Each line of the listing that contains the word "screenshot" is to be copied.

# START OF Available records

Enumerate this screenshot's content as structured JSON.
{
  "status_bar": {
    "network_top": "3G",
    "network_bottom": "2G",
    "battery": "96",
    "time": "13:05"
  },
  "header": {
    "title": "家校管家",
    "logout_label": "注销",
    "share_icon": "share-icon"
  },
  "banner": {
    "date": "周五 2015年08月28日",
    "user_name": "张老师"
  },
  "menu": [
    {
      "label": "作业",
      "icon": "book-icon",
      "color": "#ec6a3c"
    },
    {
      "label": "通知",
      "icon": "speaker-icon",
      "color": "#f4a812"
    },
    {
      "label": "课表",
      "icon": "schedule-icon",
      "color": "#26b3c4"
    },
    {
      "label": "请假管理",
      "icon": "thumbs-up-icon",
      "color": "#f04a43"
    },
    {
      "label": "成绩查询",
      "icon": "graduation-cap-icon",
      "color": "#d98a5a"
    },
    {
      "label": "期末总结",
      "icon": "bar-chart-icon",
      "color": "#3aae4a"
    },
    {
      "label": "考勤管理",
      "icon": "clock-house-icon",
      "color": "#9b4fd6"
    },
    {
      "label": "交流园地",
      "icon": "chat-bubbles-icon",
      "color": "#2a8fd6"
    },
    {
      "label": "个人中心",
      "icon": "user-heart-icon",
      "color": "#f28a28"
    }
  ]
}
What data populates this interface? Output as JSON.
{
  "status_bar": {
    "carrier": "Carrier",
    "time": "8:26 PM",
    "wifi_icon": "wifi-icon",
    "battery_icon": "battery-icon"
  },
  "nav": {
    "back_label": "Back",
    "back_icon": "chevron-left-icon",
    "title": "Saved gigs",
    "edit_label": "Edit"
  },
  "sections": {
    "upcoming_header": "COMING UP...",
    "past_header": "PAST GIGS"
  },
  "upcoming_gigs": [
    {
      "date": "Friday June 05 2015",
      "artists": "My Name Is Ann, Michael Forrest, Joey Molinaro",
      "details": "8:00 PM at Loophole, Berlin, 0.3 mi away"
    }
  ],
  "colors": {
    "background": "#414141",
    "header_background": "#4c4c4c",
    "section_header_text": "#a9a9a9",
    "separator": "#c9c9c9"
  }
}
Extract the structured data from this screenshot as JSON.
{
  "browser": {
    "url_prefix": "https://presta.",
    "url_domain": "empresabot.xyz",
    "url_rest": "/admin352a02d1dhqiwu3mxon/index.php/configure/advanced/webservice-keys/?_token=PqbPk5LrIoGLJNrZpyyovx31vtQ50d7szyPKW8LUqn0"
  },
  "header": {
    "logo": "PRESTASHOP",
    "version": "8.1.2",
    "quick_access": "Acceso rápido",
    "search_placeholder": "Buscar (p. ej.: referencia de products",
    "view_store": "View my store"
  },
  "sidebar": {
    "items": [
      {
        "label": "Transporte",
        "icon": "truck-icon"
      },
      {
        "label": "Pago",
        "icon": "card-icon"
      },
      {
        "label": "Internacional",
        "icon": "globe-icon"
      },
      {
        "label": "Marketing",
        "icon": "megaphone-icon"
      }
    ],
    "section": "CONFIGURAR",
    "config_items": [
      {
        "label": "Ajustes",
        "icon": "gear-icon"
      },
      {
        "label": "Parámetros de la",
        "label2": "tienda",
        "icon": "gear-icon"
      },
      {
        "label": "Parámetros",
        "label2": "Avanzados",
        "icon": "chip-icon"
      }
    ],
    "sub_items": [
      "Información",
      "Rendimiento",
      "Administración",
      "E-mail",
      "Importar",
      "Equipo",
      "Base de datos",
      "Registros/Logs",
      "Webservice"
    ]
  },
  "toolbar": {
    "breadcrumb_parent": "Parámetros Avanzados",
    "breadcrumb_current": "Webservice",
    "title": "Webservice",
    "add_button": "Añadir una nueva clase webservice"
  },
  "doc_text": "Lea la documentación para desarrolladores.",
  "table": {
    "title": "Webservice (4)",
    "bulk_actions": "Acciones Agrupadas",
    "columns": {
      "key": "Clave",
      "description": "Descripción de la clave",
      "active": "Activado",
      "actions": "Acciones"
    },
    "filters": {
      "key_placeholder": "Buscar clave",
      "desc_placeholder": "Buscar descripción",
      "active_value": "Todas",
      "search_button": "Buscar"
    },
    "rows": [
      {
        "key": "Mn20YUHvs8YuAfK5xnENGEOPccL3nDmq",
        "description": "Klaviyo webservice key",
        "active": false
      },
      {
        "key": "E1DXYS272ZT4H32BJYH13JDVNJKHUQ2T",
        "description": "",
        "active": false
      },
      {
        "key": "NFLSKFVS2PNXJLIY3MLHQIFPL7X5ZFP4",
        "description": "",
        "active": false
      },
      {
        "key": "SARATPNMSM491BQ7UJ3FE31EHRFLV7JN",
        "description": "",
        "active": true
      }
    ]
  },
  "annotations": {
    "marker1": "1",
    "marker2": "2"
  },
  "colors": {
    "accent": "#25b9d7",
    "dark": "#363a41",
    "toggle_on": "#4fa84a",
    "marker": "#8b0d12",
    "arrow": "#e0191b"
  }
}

# END OF Available records

### Answer
Enumerate this screenshot's content as structured JSON.
Extract the structured data from this screenshot as JSON.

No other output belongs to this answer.